THE TASK
Word for word, quote all of the material, omitting the pictures.

Figure dataset records:
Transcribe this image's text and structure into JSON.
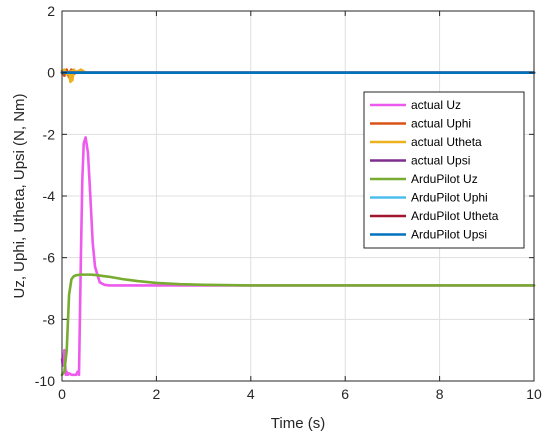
{
  "chart_data": {
    "type": "line",
    "title": "",
    "xlabel": "Time (s)",
    "ylabel": "Uz, Uphi, Utheta, Upsi (N, Nm)",
    "xlim": [
      0,
      10
    ],
    "ylim": [
      -10,
      2
    ],
    "xticks": [
      0,
      2,
      4,
      6,
      8,
      10
    ],
    "yticks": [
      -10,
      -8,
      -6,
      -4,
      -2,
      0,
      2
    ],
    "xtick_labels": [
      "0",
      "2",
      "4",
      "6",
      "8",
      "10"
    ],
    "ytick_labels": [
      "-10",
      "-8",
      "-6",
      "-4",
      "-2",
      "0",
      "2"
    ],
    "grid": true,
    "legend_position": "right",
    "series": [
      {
        "name": "actual Uz",
        "color": "#EE5AEE",
        "x": [
          0,
          0.02,
          0.05,
          0.08,
          0.1,
          0.12,
          0.15,
          0.2,
          0.25,
          0.3,
          0.33,
          0.36,
          0.4,
          0.43,
          0.46,
          0.5,
          0.55,
          0.6,
          0.65,
          0.7,
          0.8,
          0.9,
          1.0,
          1.2,
          1.5,
          2,
          3,
          4,
          6,
          8,
          10
        ],
        "y": [
          -9.3,
          -9.5,
          -9.0,
          -9.8,
          -9.7,
          -9.8,
          -9.75,
          -9.8,
          -9.8,
          -9.8,
          -9.7,
          -9.8,
          -6.0,
          -3.5,
          -2.3,
          -2.1,
          -2.6,
          -4.0,
          -5.5,
          -6.3,
          -6.8,
          -6.88,
          -6.9,
          -6.9,
          -6.9,
          -6.9,
          -6.9,
          -6.9,
          -6.9,
          -6.9,
          -6.9
        ]
      },
      {
        "name": "actual Uphi",
        "color": "#D95319",
        "x": [
          0,
          0.05,
          0.1,
          0.15,
          0.18,
          0.2,
          0.25,
          0.3,
          0.35,
          0.4,
          0.5,
          1,
          10
        ],
        "y": [
          0.05,
          -0.1,
          0.1,
          -0.15,
          0.05,
          0.1,
          -0.05,
          0.02,
          0.05,
          0.0,
          0.0,
          0.0,
          0.0
        ]
      },
      {
        "name": "actual Utheta",
        "color": "#EDB120",
        "x": [
          0,
          0.05,
          0.1,
          0.15,
          0.18,
          0.2,
          0.22,
          0.25,
          0.3,
          0.35,
          0.4,
          0.45,
          0.5,
          1,
          10
        ],
        "y": [
          0.0,
          0.1,
          -0.05,
          0.0,
          -0.3,
          0.05,
          -0.25,
          0.1,
          0.0,
          0.05,
          0.1,
          0.05,
          0.0,
          0.0,
          0.0
        ]
      },
      {
        "name": "actual Upsi",
        "color": "#7E2F8E",
        "x": [
          0,
          10
        ],
        "y": [
          0.0,
          0.0
        ]
      },
      {
        "name": "ArduPilot Uz",
        "color": "#77AC30",
        "x": [
          0,
          0.05,
          0.1,
          0.15,
          0.2,
          0.25,
          0.3,
          0.35,
          0.4,
          0.5,
          0.6,
          0.7,
          0.8,
          1.0,
          1.3,
          1.6,
          2.0,
          2.5,
          3.0,
          4.0,
          6.0,
          8.0,
          10.0
        ],
        "y": [
          -9.8,
          -9.7,
          -9.0,
          -7.2,
          -6.7,
          -6.6,
          -6.57,
          -6.56,
          -6.55,
          -6.55,
          -6.55,
          -6.56,
          -6.58,
          -6.62,
          -6.7,
          -6.76,
          -6.82,
          -6.86,
          -6.88,
          -6.9,
          -6.9,
          -6.9,
          -6.9
        ]
      },
      {
        "name": "ArduPilot Uphi",
        "color": "#4DBEEE",
        "x": [
          0,
          10
        ],
        "y": [
          0.0,
          0.0
        ]
      },
      {
        "name": "ArduPilot Utheta",
        "color": "#A2142F",
        "x": [
          0,
          10
        ],
        "y": [
          0.0,
          0.0
        ]
      },
      {
        "name": "ArduPilot Upsi",
        "color": "#0072BD",
        "x": [
          0,
          10
        ],
        "y": [
          0.0,
          0.0
        ]
      }
    ]
  }
}
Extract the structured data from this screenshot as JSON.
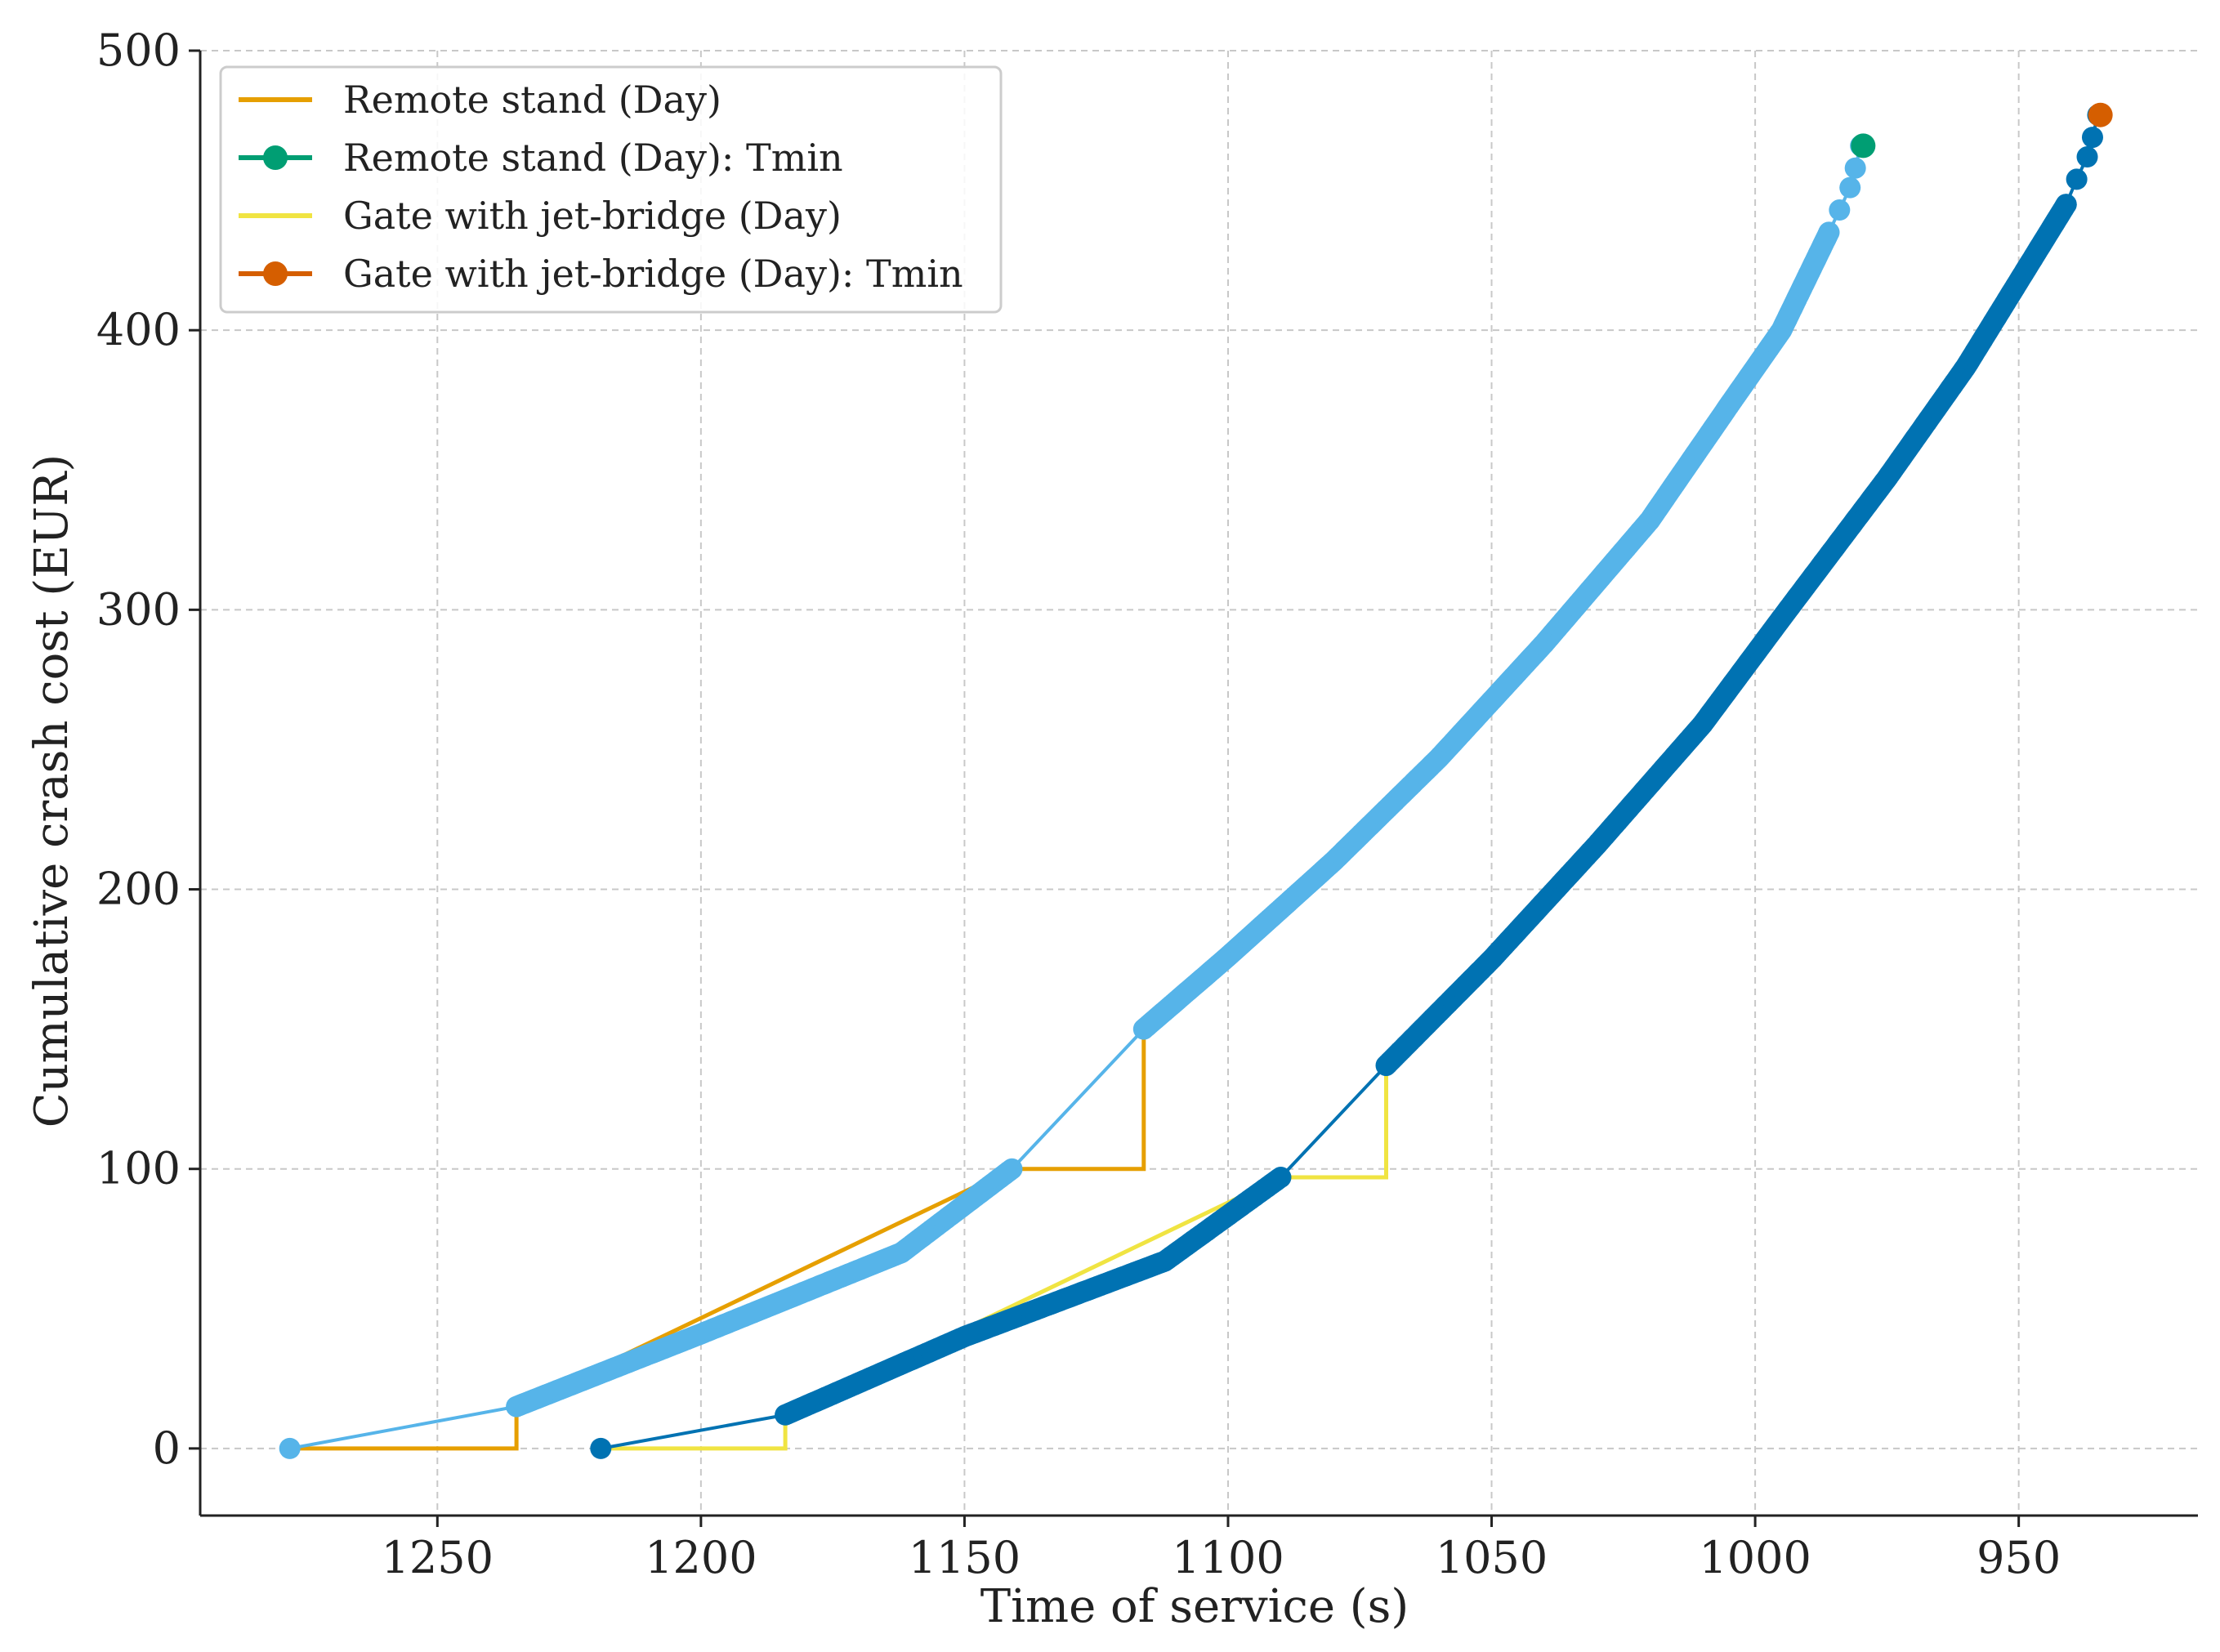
{
  "chart_data": {
    "type": "line",
    "title": "",
    "xlabel": "Time of service (s)",
    "ylabel": "Cumulative crash cost (EUR)",
    "xlim": [
      1295,
      916
    ],
    "x_inverted": true,
    "ylim": [
      -24,
      500
    ],
    "xticks": [
      1250,
      1200,
      1150,
      1100,
      1050,
      1000,
      950
    ],
    "yticks": [
      0,
      100,
      200,
      300,
      400,
      500
    ],
    "grid": true,
    "grid_style": "dashed",
    "legend_position": "top-left",
    "legend": [
      {
        "label": "Remote stand (Day)",
        "color": "#E69F00",
        "marker": false
      },
      {
        "label": "Remote stand (Day): Tmin",
        "color": "#009E73",
        "marker": true
      },
      {
        "label": "Gate with jet-bridge (Day)",
        "color": "#F0E442",
        "marker": false
      },
      {
        "label": "Gate with jet-bridge (Day): Tmin",
        "color": "#D55E00",
        "marker": true
      }
    ],
    "series": [
      {
        "name": "Remote stand (Day)",
        "color": "#E69F00",
        "style": "step",
        "points": [
          [
            1278,
            0
          ],
          [
            1235,
            0
          ],
          [
            1235,
            15
          ],
          [
            1141,
            100
          ],
          [
            1116,
            100
          ],
          [
            1116,
            150
          ]
        ]
      },
      {
        "name": "Gate with jet-bridge (Day)",
        "color": "#F0E442",
        "style": "step",
        "points": [
          [
            1219,
            0
          ],
          [
            1184,
            0
          ],
          [
            1184,
            12
          ],
          [
            1090,
            97
          ],
          [
            1070,
            97
          ],
          [
            1070,
            137
          ]
        ]
      },
      {
        "color": "#56B4E9",
        "style": "dense-markers",
        "points": [
          [
            1278,
            0
          ],
          [
            1235,
            15
          ],
          [
            1200,
            41
          ],
          [
            1162,
            70
          ],
          [
            1141,
            100
          ],
          [
            1116,
            150
          ],
          [
            1100,
            176
          ],
          [
            1080,
            210
          ],
          [
            1060,
            247
          ],
          [
            1040,
            288
          ],
          [
            1020,
            332
          ],
          [
            1005,
            373
          ],
          [
            995,
            400
          ],
          [
            986,
            435
          ],
          [
            984,
            443
          ],
          [
            982,
            451
          ],
          [
            981,
            458
          ],
          [
            980,
            466
          ]
        ]
      },
      {
        "color": "#0072B2",
        "style": "dense-markers",
        "points": [
          [
            1219,
            0
          ],
          [
            1184,
            12
          ],
          [
            1150,
            40
          ],
          [
            1112,
            67
          ],
          [
            1090,
            97
          ],
          [
            1070,
            137
          ],
          [
            1050,
            175
          ],
          [
            1030,
            216
          ],
          [
            1010,
            259
          ],
          [
            995,
            297
          ],
          [
            975,
            347
          ],
          [
            960,
            387
          ],
          [
            941,
            445
          ],
          [
            939,
            454
          ],
          [
            937,
            462
          ],
          [
            936,
            469
          ],
          [
            935,
            477
          ]
        ]
      },
      {
        "name": "Remote stand (Day): Tmin",
        "color": "#009E73",
        "style": "marker",
        "points": [
          [
            979.5,
            466
          ]
        ]
      },
      {
        "name": "Gate with jet-bridge (Day): Tmin",
        "color": "#D55E00",
        "style": "marker",
        "points": [
          [
            934.5,
            477
          ]
        ]
      }
    ]
  }
}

SOLVED PROBLEM
Transcribe this image's text and structure into JSON.
{
  "chart_data": {
    "type": "line",
    "title": "",
    "xlabel": "Time (s)",
    "ylabel": "Uz, Uphi, Utheta, Upsi (N, Nm)",
    "xlim": [
      0,
      10
    ],
    "ylim": [
      -10,
      2
    ],
    "xticks": [
      0,
      2,
      4,
      6,
      8,
      10
    ],
    "yticks": [
      -10,
      -8,
      -6,
      -4,
      -2,
      0,
      2
    ],
    "xtick_labels": [
      "0",
      "2",
      "4",
      "6",
      "8",
      "10"
    ],
    "ytick_labels": [
      "-10",
      "-8",
      "-6",
      "-4",
      "-2",
      "0",
      "2"
    ],
    "grid": true,
    "legend_position": "right",
    "series": [
      {
        "name": "actual Uz",
        "color": "#EE5AEE",
        "x": [
          0,
          0.02,
          0.05,
          0.08,
          0.1,
          0.12,
          0.15,
          0.2,
          0.25,
          0.3,
          0.33,
          0.36,
          0.4,
          0.43,
          0.46,
          0.5,
          0.55,
          0.6,
          0.65,
          0.7,
          0.8,
          0.9,
          1.0,
          1.2,
          1.5,
          2,
          3,
          4,
          6,
          8,
          10
        ],
        "y": [
          -9.3,
          -9.5,
          -9.0,
          -9.8,
          -9.7,
          -9.8,
          -9.75,
          -9.8,
          -9.8,
          -9.8,
          -9.7,
          -9.8,
          -6.0,
          -3.5,
          -2.3,
          -2.1,
          -2.6,
          -4.0,
          -5.5,
          -6.3,
          -6.8,
          -6.88,
          -6.9,
          -6.9,
          -6.9,
          -6.9,
          -6.9,
          -6.9,
          -6.9,
          -6.9,
          -6.9
        ]
      },
      {
        "name": "actual Uphi",
        "color": "#D95319",
        "x": [
          0,
          0.05,
          0.1,
          0.15,
          0.18,
          0.2,
          0.25,
          0.3,
          0.35,
          0.4,
          0.5,
          1,
          10
        ],
        "y": [
          0.05,
          -0.1,
          0.1,
          -0.15,
          0.05,
          0.1,
          -0.05,
          0.02,
          0.05,
          0.0,
          0.0,
          0.0,
          0.0
        ]
      },
      {
        "name": "actual Utheta",
        "color": "#EDB120",
        "x": [
          0,
          0.05,
          0.1,
          0.15,
          0.18,
          0.2,
          0.22,
          0.25,
          0.3,
          0.35,
          0.4,
          0.45,
          0.5,
          1,
          10
        ],
        "y": [
          0.0,
          0.1,
          -0.05,
          0.0,
          -0.3,
          0.05,
          -0.25,
          0.1,
          0.0,
          0.05,
          0.1,
          0.05,
          0.0,
          0.0,
          0.0
        ]
      },
      {
        "name": "actual Upsi",
        "color": "#7E2F8E",
        "x": [
          0,
          10
        ],
        "y": [
          0.0,
          0.0
        ]
      },
      {
        "name": "ArduPilot Uz",
        "color": "#77AC30",
        "x": [
          0,
          0.05,
          0.1,
          0.15,
          0.2,
          0.25,
          0.3,
          0.35,
          0.4,
          0.5,
          0.6,
          0.7,
          0.8,
          1.0,
          1.3,
          1.6,
          2.0,
          2.5,
          3.0,
          4.0,
          6.0,
          8.0,
          10.0
        ],
        "y": [
          -9.8,
          -9.7,
          -9.0,
          -7.2,
          -6.7,
          -6.6,
          -6.57,
          -6.56,
          -6.55,
          -6.55,
          -6.55,
          -6.56,
          -6.58,
          -6.62,
          -6.7,
          -6.76,
          -6.82,
          -6.86,
          -6.88,
          -6.9,
          -6.9,
          -6.9,
          -6.9
        ]
      },
      {
        "name": "ArduPilot Uphi",
        "color": "#4DBEEE",
        "x": [
          0,
          10
        ],
        "y": [
          0.0,
          0.0
        ]
      },
      {
        "name": "ArduPilot Utheta",
        "color": "#A2142F",
        "x": [
          0,
          10
        ],
        "y": [
          0.0,
          0.0
        ]
      },
      {
        "name": "ArduPilot Upsi",
        "color": "#0072BD",
        "x": [
          0,
          10
        ],
        "y": [
          0.0,
          0.0
        ]
      }
    ]
  }
}
Extract the structured data from this screenshot as JSON.
{
  "chart_data": {
    "type": "line",
    "title": "",
    "xlabel": "Time of service (s)",
    "ylabel": "Cumulative crash cost (EUR)",
    "xlim": [
      1295,
      916
    ],
    "x_inverted": true,
    "ylim": [
      -24,
      500
    ],
    "xticks": [
      1250,
      1200,
      1150,
      1100,
      1050,
      1000,
      950
    ],
    "yticks": [
      0,
      100,
      200,
      300,
      400,
      500
    ],
    "grid": true,
    "grid_style": "dashed",
    "legend_position": "top-left",
    "legend": [
      {
        "label": "Remote stand (Day)",
        "color": "#E69F00",
        "marker": false
      },
      {
        "label": "Remote stand (Day): Tmin",
        "color": "#009E73",
        "marker": true
      },
      {
        "label": "Gate with jet-bridge (Day)",
        "color": "#F0E442",
        "marker": false
      },
      {
        "label": "Gate with jet-bridge (Day): Tmin",
        "color": "#D55E00",
        "marker": true
      }
    ],
    "series": [
      {
        "name": "Remote stand (Day)",
        "color": "#E69F00",
        "style": "step",
        "points": [
          [
            1278,
            0
          ],
          [
            1235,
            0
          ],
          [
            1235,
            15
          ],
          [
            1141,
            100
          ],
          [
            1116,
            100
          ],
          [
            1116,
            150
          ]
        ]
      },
      {
        "name": "Gate with jet-bridge (Day)",
        "color": "#F0E442",
        "style": "step",
        "points": [
          [
            1219,
            0
          ],
          [
            1184,
            0
          ],
          [
            1184,
            12
          ],
          [
            1090,
            97
          ],
          [
            1070,
            97
          ],
          [
            1070,
            137
          ]
        ]
      },
      {
        "color": "#56B4E9",
        "style": "dense-markers",
        "points": [
          [
            1278,
            0
          ],
          [
            1235,
            15
          ],
          [
            1200,
            41
          ],
          [
            1162,
            70
          ],
          [
            1141,
            100
          ],
          [
            1116,
            150
          ],
          [
            1100,
            176
          ],
          [
            1080,
            210
          ],
          [
            1060,
            247
          ],
          [
            1040,
            288
          ],
          [
            1020,
            332
          ],
          [
            1005,
            373
          ],
          [
            995,
            400
          ],
          [
            986,
            435
          ],
          [
            984,
            443
          ],
          [
            982,
            451
          ],
          [
            981,
            458
          ],
          [
            980,
            466
          ]
        ]
      },
      {
        "color": "#0072B2",
        "style": "dense-markers",
        "points": [
          [
            1219,
            0
          ],
          [
            1184,
            12
          ],
          [
            1150,
            40
          ],
          [
            1112,
            67
          ],
          [
            1090,
            97
          ],
          [
            1070,
            137
          ],
          [
            1050,
            175
          ],
          [
            1030,
            216
          ],
          [
            1010,
            259
          ],
          [
            995,
            297
          ],
          [
            975,
            347
          ],
          [
            960,
            387
          ],
          [
            941,
            445
          ],
          [
            939,
            454
          ],
          [
            937,
            462
          ],
          [
            936,
            469
          ],
          [
            935,
            477
          ]
        ]
      },
      {
        "name": "Remote stand (Day): Tmin",
        "color": "#009E73",
        "style": "marker",
        "points": [
          [
            979.5,
            466
          ]
        ]
      },
      {
        "name": "Gate with jet-bridge (Day): Tmin",
        "color": "#D55E00",
        "style": "marker",
        "points": [
          [
            934.5,
            477
          ]
        ]
      }
    ]
  }
}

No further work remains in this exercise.